Exercise aim = Which lines contain the word "this"? Return each of them as written.

* Begin Data to use *

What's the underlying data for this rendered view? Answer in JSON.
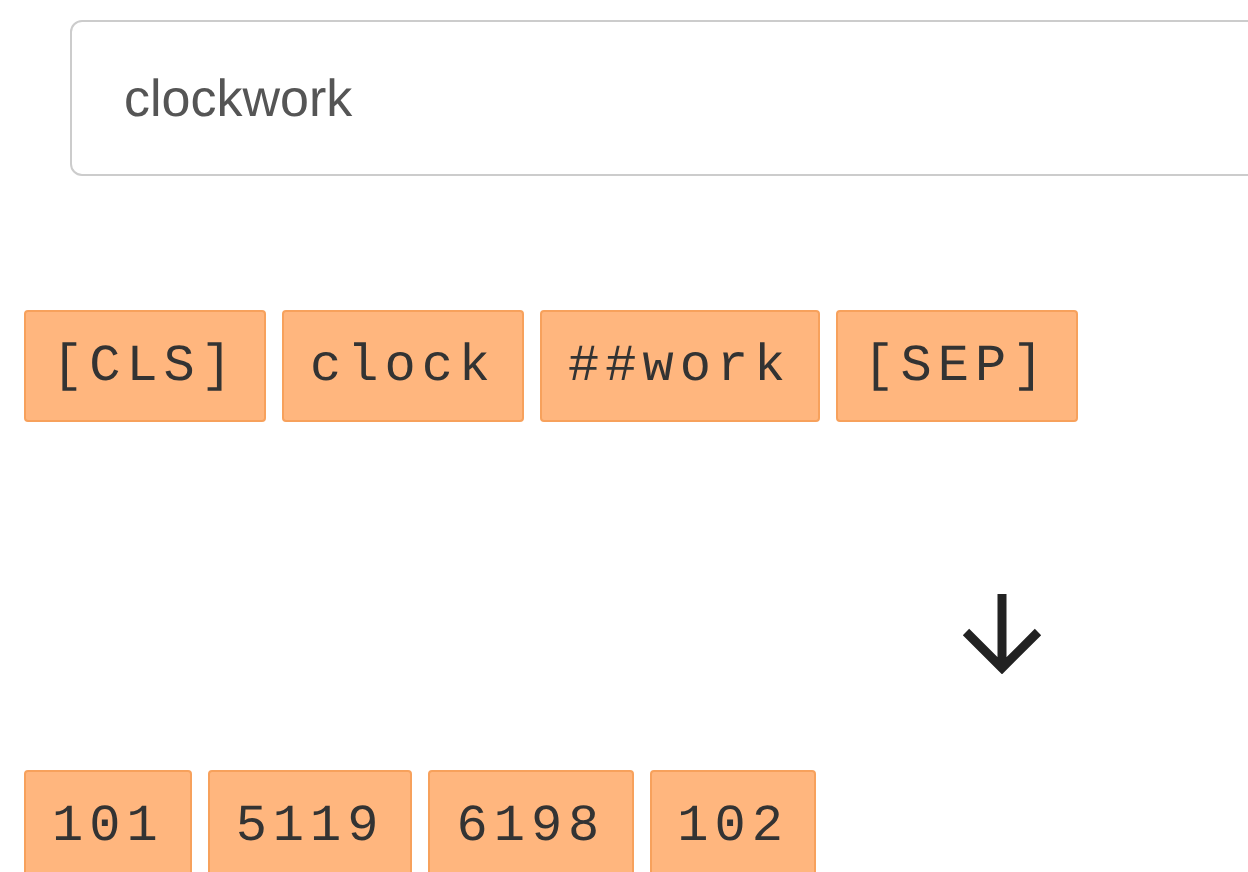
{
  "input": {
    "value": "clockwork"
  },
  "tokens": [
    "[CLS]",
    "clock",
    "##work",
    "[SEP]"
  ],
  "ids": [
    "101",
    "5119",
    "6198",
    "102"
  ]
}
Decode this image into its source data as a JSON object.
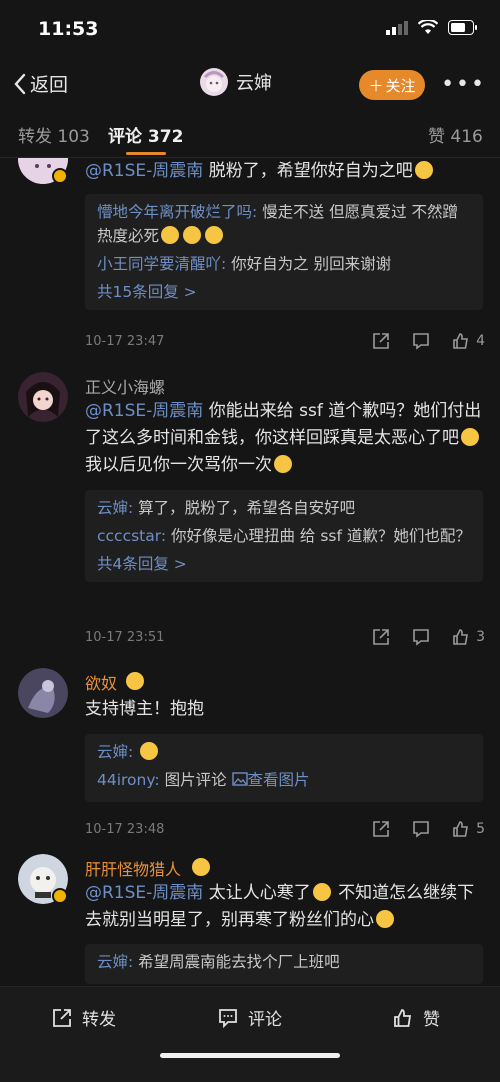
{
  "status": {
    "time": "11:53"
  },
  "nav": {
    "back_label": "返回",
    "title": "云婶",
    "follow_label": "关注",
    "more": "•••"
  },
  "tabs": [
    {
      "label": "转发 103"
    },
    {
      "label": "评论 372"
    },
    {
      "label": "赞 416"
    }
  ],
  "comments": [
    {
      "mention": "@R1SE-周震南",
      "text": " 脱粉了，希望你好自为之吧",
      "replies": [
        {
          "name": "懵地今年离开破烂了吗:",
          "text": " 慢走不送 但愿真爱过 不然蹭热度必死"
        },
        {
          "name": "小王同学要清醒吖:",
          "text": " 你好自为之  别回来谢谢"
        }
      ],
      "more_replies": "共15条回复 >",
      "date": "10-17 23:47",
      "likes": "4"
    },
    {
      "author": "正义小海螺",
      "mention": "@R1SE-周震南",
      "text": " 你能出来给 ssf 道个歉吗？她们付出了这么多时间和金钱，你这样回踩真是太恶心了吧",
      "text2": " 我以后见你一次骂你一次",
      "replies": [
        {
          "name": "云婶:",
          "text": " 算了，脱粉了，希望各自安好吧"
        },
        {
          "name": "ccccstar:",
          "text": " 你好像是心理扭曲 给 ssf 道歉？她们也配？"
        }
      ],
      "more_replies": "共4条回复 >",
      "date": "10-17 23:51",
      "likes": "3"
    },
    {
      "author": "欲奴",
      "text": "支持博主！抱抱",
      "replies": [
        {
          "name": "云婶:",
          "text": " "
        },
        {
          "name": "44irony:",
          "text": " 图片评论 ",
          "link": "查看图片"
        }
      ],
      "date": "10-17 23:48",
      "likes": "5"
    },
    {
      "author": "肝肝怪物猎人",
      "mention": "@R1SE-周震南",
      "text": " 太让人心寒了",
      "text2": " 不知道怎么继续下去就别当明星了，别再寒了粉丝们的心",
      "replies": [
        {
          "name": "云婶:",
          "text": " 希望周震南能去找个厂上班吧"
        }
      ]
    }
  ],
  "bottom": {
    "repost": "转发",
    "comment": "评论",
    "like": "赞"
  },
  "colors": {
    "accent": "#e6892a",
    "link": "#6e8fc6",
    "background": "#151515"
  }
}
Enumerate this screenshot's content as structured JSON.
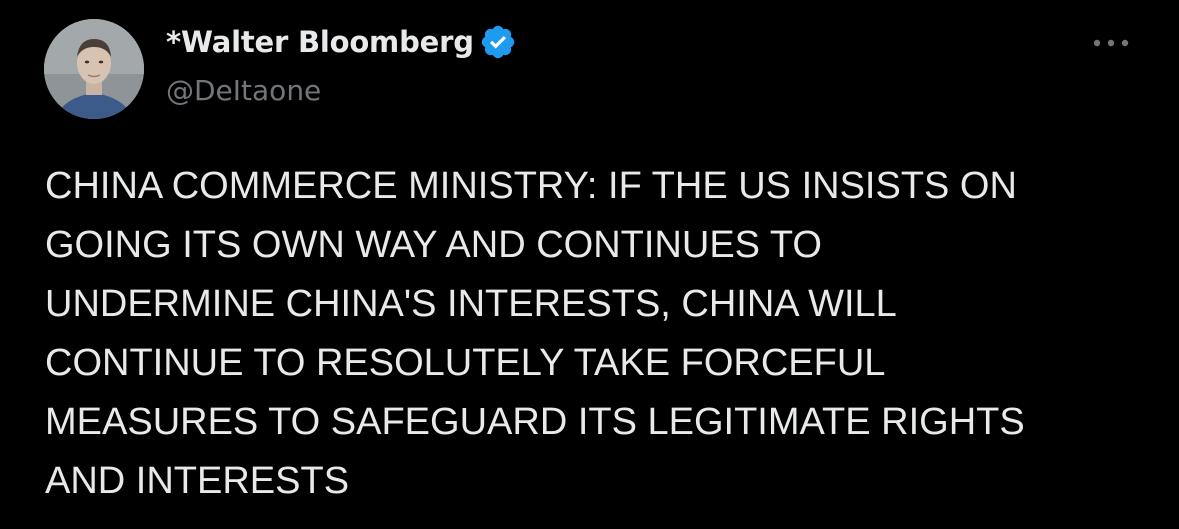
{
  "tweet": {
    "author": {
      "display_name": "*Walter Bloomberg",
      "handle": "@DeItaone",
      "verified": true,
      "avatar": "avatar-photo"
    },
    "more_icon": "more-horizontal-icon",
    "text": "CHINA COMMERCE MINISTRY: IF THE US INSISTS ON\nGOING ITS OWN WAY AND CONTINUES TO\nUNDERMINE CHINA'S INTERESTS, CHINA WILL\nCONTINUE TO RESOLUTELY TAKE FORCEFUL\nMEASURES TO SAFEGUARD ITS LEGITIMATE RIGHTS\nAND INTERESTS"
  },
  "colors": {
    "background": "#000000",
    "primary_text": "#e7e9ea",
    "secondary_text": "#71767b",
    "verified_badge": "#1d9bf0"
  }
}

* End Data to use *

The result =
What's the underlying data for this rendered view? Answer in JSON.
Decode this image into its source data as a JSON object.
Enumerate this screenshot's content as structured JSON.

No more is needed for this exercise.